Directions -
Copy out each line of the data that holds the word "ylabel".

Figure record listings:
↓

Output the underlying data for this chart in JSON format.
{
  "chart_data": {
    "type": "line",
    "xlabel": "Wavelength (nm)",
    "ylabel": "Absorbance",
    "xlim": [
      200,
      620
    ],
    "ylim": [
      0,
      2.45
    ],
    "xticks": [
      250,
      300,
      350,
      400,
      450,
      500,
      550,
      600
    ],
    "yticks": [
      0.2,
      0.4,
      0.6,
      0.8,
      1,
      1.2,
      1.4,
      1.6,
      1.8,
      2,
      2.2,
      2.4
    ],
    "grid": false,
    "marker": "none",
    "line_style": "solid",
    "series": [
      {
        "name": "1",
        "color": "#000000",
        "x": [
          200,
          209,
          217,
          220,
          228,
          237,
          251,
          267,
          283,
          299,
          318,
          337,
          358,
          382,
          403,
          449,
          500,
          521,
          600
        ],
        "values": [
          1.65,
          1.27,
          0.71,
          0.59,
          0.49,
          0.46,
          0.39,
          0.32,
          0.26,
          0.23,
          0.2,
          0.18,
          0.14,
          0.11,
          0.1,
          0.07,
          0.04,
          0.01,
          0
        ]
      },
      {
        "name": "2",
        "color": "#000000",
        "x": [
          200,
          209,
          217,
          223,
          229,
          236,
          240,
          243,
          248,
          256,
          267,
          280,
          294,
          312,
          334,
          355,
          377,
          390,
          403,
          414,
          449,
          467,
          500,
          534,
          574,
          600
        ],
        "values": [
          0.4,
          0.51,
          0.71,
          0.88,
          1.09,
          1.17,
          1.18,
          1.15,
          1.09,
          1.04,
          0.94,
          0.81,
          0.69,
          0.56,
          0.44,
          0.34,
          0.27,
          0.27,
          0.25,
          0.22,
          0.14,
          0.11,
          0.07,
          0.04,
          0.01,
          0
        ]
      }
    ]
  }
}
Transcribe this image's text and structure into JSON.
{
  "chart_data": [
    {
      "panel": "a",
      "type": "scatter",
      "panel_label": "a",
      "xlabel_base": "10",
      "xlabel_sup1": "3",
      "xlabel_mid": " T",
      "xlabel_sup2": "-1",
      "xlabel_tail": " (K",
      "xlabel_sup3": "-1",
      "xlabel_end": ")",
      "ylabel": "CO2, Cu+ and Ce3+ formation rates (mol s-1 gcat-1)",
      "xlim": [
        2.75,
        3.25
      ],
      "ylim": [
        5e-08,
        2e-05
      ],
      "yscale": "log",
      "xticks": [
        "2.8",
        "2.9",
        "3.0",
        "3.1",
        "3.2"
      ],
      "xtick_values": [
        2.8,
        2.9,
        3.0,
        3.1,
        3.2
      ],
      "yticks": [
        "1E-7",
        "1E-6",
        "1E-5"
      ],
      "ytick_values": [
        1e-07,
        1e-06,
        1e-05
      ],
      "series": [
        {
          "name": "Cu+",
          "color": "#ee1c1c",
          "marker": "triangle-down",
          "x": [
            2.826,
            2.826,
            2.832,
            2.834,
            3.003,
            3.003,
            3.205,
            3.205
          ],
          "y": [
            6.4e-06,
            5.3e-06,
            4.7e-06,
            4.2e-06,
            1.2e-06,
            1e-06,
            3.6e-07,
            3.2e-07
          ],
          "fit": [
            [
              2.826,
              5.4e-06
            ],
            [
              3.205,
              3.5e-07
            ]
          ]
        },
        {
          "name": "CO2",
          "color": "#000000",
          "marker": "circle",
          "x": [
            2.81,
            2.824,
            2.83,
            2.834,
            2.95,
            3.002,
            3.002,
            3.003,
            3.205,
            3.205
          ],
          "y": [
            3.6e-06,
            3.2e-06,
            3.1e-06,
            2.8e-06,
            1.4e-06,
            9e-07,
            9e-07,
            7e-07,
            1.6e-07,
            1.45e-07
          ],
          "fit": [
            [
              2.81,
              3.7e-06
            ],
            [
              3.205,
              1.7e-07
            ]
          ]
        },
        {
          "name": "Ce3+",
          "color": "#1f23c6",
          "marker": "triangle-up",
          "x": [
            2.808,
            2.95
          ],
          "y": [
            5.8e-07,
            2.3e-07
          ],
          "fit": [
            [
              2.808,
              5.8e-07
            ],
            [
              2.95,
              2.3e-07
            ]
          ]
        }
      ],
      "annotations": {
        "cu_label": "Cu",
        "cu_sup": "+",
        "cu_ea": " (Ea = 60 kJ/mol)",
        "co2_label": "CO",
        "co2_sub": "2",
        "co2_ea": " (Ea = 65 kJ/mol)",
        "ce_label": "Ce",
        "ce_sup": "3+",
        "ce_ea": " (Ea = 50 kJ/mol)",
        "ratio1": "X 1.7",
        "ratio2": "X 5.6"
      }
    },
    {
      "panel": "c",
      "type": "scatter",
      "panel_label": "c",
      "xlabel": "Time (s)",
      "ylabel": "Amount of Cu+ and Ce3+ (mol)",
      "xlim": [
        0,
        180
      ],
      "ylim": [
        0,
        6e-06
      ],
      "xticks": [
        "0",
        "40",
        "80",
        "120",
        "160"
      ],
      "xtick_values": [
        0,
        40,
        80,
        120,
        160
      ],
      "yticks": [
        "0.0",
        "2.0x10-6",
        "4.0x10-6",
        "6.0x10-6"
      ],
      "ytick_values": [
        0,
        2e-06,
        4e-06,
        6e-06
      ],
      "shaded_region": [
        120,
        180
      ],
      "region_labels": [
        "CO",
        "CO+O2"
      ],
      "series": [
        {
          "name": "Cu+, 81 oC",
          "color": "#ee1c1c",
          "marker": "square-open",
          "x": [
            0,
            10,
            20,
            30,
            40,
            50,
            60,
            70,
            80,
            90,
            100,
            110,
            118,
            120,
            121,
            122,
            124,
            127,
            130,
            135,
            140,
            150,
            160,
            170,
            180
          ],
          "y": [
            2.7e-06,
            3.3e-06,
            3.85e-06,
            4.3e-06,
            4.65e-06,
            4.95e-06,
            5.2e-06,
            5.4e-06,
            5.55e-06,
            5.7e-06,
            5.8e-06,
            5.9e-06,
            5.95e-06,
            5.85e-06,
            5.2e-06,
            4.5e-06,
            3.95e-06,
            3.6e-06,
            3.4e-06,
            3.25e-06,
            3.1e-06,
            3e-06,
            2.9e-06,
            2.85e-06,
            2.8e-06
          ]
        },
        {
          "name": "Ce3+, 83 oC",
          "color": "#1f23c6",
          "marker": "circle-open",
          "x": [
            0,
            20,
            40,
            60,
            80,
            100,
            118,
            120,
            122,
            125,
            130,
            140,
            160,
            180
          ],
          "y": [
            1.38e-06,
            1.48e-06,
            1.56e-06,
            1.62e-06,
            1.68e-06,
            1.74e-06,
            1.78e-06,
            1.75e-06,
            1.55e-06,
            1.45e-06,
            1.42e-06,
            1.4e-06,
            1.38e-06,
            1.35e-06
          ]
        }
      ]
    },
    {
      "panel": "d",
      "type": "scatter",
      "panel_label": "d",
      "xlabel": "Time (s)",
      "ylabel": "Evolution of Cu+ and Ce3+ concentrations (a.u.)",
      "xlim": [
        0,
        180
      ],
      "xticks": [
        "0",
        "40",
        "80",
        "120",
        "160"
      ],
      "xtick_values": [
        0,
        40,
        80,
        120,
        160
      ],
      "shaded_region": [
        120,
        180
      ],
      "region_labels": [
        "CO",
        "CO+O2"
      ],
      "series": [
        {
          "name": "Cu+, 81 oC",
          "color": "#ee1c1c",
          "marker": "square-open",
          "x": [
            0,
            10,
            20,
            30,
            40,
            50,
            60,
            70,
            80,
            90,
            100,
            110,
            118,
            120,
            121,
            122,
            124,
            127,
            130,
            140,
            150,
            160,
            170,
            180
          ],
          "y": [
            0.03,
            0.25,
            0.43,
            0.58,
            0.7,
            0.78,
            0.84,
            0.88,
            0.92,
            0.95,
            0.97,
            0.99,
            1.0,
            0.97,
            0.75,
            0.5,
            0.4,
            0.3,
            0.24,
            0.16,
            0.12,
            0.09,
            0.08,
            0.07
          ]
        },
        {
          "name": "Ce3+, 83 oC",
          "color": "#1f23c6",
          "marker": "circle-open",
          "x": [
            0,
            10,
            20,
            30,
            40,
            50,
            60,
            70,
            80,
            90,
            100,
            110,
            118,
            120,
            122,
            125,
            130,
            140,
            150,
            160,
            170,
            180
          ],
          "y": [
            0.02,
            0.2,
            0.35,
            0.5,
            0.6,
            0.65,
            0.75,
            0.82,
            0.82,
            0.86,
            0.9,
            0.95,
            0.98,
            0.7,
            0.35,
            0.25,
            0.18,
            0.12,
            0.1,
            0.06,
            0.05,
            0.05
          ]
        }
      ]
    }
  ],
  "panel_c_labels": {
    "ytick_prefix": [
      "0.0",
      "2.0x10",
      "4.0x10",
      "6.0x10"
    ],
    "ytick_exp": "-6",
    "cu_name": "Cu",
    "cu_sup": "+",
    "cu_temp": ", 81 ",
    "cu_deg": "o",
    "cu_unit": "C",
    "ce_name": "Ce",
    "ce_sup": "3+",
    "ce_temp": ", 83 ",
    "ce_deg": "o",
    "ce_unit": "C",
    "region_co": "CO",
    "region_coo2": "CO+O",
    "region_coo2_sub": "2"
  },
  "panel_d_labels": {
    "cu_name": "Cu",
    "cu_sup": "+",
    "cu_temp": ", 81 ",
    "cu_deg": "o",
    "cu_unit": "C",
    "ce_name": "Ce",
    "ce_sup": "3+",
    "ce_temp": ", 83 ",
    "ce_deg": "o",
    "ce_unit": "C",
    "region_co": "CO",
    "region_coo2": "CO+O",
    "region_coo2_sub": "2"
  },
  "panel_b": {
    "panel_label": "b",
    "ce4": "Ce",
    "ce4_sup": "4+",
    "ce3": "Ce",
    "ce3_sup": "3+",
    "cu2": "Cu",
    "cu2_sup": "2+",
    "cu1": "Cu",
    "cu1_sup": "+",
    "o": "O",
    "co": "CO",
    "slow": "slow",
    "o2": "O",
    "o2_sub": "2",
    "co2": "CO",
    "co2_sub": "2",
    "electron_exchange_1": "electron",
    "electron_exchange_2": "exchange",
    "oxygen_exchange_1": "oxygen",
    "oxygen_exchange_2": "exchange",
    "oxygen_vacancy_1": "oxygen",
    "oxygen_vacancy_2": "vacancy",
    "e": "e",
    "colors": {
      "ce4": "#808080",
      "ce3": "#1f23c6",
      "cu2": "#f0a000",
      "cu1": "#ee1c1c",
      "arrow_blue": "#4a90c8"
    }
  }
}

↑

Output for this task -
    "ylabel": "Absorbance",
      "ylabel": "CO2, Cu+ and Ce3+ formation rates (mol s-1 gcat-1)",
      "ylabel": "Amount of Cu+ and Ce3+ (mol)",
      "ylabel": "Evolution of Cu+ and Ce3+ concentrations (a.u.)",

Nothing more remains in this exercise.